**Text block:**
▬▬▬▬▬▬▬▬▬▬

The quantity of electricity bodies are capable of receiving does not follow the proportion of their bulk, but depends principally upon the form and extent of their surface. It appears from the experiments of Sir W. S. Harris that a given quantity of electricity, divided between two perfectly equal and similar bodies, exerts upon external bodies only one fourth of the attractive force apparent when disposed upon one of them; and if it be distributed among three equal and similar bodies, the force is one ninth of that apparent when it is disposed on one of them. Hence, if the quantity of electricity be the same, the force varies inversely as the square of the surface on which it is disposed; and if the surface be the same, the force varies directly as the square of the quantity of electricity. These laws however do not hold when the form of the surface is changed. A given quantity of electricity disposed on a given surface has the greatest intensity when the surface has a circular form, and the least intensity when the surface is expanded into an indefinite straight line. The decrease of intensity seems to arise from some peculiar arrangement of the electricity depending on the extension of the surface. It is
quite independent of the extent of the edge, the area being the same; for Sir W. S. Harris found that the electrical intensity of a charged sphere is the same with that of a plane circular area of the same superficial extent, and that of a charged cylinder the same as if it were cut open and expanded into a plane surface.
The same able electrician has shown that the attractive force between an electrified and a neutral uninsulated body is the same whatever be the forms of their unopposed parts. Thus two hemispheres attract each other with precisely the same force as if they were spheres; and as the force is as the number of attracting points in operation directly, and as the squares of the respective distances inversely, it follows that the attraction between a mere ring and a circular area is no greater than that between two similar rings, and the force between a sphere and an opposed spherical segment of the same curvature is no greater than that of two similar segments, each equal to the given segment.

▬▬▬▬▬▬▬▬▬▬

**Extracted records:**

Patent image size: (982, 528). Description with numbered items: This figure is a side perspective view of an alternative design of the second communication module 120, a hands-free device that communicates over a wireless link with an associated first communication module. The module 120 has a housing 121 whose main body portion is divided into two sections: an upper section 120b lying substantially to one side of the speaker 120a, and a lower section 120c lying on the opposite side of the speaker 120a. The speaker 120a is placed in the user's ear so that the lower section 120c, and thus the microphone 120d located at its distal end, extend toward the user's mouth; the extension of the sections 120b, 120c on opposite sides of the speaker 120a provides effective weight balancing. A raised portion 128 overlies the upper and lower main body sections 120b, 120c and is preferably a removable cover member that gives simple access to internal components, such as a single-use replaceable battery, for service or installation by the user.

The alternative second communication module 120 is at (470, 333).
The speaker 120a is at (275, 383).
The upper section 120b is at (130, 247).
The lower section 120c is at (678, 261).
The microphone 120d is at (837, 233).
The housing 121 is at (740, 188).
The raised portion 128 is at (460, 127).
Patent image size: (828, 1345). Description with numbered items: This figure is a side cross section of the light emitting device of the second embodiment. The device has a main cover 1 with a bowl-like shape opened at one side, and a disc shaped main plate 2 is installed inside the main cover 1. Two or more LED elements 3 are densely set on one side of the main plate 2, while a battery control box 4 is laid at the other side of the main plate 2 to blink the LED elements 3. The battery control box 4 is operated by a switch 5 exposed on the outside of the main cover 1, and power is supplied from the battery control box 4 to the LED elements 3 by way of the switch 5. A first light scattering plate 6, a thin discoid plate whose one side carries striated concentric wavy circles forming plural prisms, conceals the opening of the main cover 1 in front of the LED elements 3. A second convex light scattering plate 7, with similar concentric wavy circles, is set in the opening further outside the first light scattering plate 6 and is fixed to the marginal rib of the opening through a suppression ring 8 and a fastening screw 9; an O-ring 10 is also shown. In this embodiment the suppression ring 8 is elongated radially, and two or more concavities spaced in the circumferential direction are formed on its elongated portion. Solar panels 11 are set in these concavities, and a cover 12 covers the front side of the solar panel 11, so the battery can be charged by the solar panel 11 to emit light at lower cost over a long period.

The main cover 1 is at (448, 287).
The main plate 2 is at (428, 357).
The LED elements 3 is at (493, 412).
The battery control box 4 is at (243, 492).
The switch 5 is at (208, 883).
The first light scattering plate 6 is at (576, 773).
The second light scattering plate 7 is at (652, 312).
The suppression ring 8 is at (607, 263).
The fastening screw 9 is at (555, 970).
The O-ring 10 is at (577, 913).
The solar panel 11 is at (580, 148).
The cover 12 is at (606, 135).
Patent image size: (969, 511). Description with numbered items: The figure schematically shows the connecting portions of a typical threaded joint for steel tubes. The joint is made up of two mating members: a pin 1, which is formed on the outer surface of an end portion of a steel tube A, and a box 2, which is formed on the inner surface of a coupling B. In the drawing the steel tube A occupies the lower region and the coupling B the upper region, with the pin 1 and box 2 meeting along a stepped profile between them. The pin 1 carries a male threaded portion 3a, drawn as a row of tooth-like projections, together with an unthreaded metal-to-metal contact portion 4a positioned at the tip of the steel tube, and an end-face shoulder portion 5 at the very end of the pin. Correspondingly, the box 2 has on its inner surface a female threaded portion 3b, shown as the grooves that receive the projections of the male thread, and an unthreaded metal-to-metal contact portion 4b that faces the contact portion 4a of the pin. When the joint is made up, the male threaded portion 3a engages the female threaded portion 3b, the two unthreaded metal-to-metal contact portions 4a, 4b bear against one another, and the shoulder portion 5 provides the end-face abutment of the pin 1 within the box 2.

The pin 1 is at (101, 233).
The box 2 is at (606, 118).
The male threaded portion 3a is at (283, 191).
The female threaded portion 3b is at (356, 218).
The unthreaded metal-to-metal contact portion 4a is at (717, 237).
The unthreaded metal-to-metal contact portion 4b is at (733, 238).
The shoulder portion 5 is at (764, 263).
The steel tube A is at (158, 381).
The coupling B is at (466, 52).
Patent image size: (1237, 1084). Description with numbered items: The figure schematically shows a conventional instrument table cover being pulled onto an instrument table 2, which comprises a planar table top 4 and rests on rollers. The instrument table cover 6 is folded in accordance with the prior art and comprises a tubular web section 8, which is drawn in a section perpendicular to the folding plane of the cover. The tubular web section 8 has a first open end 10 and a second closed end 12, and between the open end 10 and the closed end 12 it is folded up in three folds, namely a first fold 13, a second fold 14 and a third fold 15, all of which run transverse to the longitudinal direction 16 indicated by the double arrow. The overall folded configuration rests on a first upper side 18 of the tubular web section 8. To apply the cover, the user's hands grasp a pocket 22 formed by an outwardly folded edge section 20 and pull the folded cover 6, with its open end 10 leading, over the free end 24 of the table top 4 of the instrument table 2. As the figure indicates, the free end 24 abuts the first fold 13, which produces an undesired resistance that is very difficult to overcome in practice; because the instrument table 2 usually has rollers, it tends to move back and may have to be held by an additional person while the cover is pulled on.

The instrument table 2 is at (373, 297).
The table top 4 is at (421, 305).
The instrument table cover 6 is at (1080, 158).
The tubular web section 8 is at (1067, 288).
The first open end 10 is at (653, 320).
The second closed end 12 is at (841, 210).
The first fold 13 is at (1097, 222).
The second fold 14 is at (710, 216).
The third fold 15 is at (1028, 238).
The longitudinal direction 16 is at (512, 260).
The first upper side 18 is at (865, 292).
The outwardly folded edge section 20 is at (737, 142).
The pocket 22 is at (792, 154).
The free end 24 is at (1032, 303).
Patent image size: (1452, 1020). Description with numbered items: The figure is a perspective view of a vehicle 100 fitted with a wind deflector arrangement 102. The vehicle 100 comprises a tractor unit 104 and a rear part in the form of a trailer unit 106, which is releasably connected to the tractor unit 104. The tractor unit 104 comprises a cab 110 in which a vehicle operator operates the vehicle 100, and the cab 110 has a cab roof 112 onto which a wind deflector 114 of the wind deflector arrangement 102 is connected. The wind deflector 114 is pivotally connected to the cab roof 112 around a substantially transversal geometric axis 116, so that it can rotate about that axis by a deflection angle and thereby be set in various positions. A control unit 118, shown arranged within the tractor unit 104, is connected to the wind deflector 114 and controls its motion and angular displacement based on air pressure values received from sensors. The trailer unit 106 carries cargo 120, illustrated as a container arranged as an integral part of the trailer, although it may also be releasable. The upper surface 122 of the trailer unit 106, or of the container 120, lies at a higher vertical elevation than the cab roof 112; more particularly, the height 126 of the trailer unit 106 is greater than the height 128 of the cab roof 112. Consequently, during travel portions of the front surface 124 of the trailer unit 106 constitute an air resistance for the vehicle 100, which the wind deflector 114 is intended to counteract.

▬▬▬▬▬▬▬▬▬▬

**Instructions:**
(1) Reproduce the passage on electrical charge and surface from "The same able" to "the given segment.", keeping the words identical.
(2) Write out the records from their first line to the line with "The raised portion 128 is at (460, 127).", including both of these lines.

**Solutions per task:**
(1)
The same able electrician has shown that the attractive force between an electrified and a neutral uninsulated body is the same whatever be the forms of their unopposed parts. Thus two hemispheres attract each other with precisely the same force as if they were spheres; and as the force is as the number of attracting points in operation directly, and as the squares of the respective distances inversely, it follows that the attraction between a mere ring and a circular area is no greater than that between two similar rings, and the force between a sphere and an opposed spherical segment of the same curvature is no greater than that of two similar segments, each equal to the given segment.

(2)
Patent image size: (982, 528). Description with numbered items: This figure is a side perspective view of an alternative design of the second communication module 120, a hands-free device that communicates over a wireless link with an associated first communication module. The module 120 has a housing 121 whose main body portion is divided into two sections: an upper section 120b lying substantially to one side of the speaker 120a, and a lower section 120c lying on the opposite side of the speaker 120a. The speaker 120a is placed in the user's ear so that the lower section 120c, and thus the microphone 120d located at its distal end, extend toward the user's mouth; the extension of the sections 120b, 120c on opposite sides of the speaker 120a provides effective weight balancing. A raised portion 128 overlies the upper and lower main body sections 120b, 120c and is preferably a removable cover member that gives simple access to internal components, such as a single-use replaceable battery, for service or installation by the user.

The alternative second communication module 120 is at (470, 333).
The speaker 120a is at (275, 383).
The upper section 120b is at (130, 247).
The lower section 120c is at (678, 261).
The microphone 120d is at (837, 233).
The housing 121 is at (740, 188).
The raised portion 128 is at (460, 127).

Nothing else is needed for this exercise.